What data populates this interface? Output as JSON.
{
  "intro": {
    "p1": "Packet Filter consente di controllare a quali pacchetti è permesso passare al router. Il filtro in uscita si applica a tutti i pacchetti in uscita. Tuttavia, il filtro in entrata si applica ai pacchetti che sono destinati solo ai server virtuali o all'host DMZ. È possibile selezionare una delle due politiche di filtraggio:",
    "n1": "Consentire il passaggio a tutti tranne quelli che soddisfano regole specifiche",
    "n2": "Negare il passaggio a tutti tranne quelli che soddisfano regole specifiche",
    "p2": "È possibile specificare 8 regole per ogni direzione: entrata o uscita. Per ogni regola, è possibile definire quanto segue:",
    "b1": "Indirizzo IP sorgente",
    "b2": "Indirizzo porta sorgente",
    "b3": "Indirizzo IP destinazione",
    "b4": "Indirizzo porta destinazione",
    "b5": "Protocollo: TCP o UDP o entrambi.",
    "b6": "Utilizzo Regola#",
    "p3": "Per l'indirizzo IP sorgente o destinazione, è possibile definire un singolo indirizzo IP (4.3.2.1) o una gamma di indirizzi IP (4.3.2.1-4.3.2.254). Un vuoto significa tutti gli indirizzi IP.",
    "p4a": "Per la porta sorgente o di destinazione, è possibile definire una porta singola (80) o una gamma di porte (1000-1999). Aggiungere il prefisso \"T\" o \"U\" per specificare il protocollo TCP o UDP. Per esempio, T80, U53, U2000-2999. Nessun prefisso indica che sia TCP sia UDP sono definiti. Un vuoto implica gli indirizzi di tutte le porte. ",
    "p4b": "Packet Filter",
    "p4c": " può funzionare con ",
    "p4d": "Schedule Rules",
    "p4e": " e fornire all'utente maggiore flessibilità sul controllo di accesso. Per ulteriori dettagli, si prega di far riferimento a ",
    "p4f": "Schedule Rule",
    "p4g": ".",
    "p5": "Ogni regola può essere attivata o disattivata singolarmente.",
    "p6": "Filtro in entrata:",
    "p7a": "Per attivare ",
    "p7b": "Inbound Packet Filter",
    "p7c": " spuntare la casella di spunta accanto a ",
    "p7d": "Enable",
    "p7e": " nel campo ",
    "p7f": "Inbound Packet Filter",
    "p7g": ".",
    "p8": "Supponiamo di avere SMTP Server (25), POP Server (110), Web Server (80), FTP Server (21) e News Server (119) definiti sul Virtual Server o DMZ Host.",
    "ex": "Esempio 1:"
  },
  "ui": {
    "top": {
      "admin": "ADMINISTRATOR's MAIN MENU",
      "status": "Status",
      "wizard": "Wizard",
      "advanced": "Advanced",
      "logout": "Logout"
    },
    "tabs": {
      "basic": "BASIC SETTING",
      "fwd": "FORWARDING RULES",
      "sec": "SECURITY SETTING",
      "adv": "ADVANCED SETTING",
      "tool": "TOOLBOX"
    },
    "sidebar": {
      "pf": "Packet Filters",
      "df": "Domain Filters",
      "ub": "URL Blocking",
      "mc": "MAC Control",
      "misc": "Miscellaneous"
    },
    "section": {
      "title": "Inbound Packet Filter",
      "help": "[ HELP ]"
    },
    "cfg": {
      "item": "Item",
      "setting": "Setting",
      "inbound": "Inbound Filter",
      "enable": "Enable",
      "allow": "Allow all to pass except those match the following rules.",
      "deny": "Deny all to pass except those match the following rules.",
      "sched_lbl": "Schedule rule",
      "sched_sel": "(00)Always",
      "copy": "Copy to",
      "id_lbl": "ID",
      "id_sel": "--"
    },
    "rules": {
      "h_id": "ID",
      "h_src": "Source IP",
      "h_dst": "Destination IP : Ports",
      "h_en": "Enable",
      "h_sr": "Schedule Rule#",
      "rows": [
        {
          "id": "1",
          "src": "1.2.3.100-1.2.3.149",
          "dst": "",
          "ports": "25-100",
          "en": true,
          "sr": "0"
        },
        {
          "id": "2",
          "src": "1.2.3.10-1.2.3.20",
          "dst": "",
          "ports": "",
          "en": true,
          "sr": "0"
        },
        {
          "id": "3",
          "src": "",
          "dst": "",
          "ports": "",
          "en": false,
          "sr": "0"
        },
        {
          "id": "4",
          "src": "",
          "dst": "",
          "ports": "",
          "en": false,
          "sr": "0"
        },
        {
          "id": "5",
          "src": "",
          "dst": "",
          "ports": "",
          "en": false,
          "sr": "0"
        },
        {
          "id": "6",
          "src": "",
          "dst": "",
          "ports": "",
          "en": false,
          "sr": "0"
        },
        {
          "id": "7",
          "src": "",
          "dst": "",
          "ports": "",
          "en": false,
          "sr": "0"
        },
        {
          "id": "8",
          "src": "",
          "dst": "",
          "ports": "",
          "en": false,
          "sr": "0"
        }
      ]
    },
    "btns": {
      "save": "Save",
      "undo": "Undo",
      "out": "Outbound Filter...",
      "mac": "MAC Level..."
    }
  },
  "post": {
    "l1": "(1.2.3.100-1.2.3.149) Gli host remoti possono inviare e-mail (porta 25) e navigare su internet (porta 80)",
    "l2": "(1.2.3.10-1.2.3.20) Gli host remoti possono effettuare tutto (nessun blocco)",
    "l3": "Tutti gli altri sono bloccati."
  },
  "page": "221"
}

§

_GIVEN TASK_
Find how many lines include the string "match" and report that number alone.

_FULL RESPONSE_
2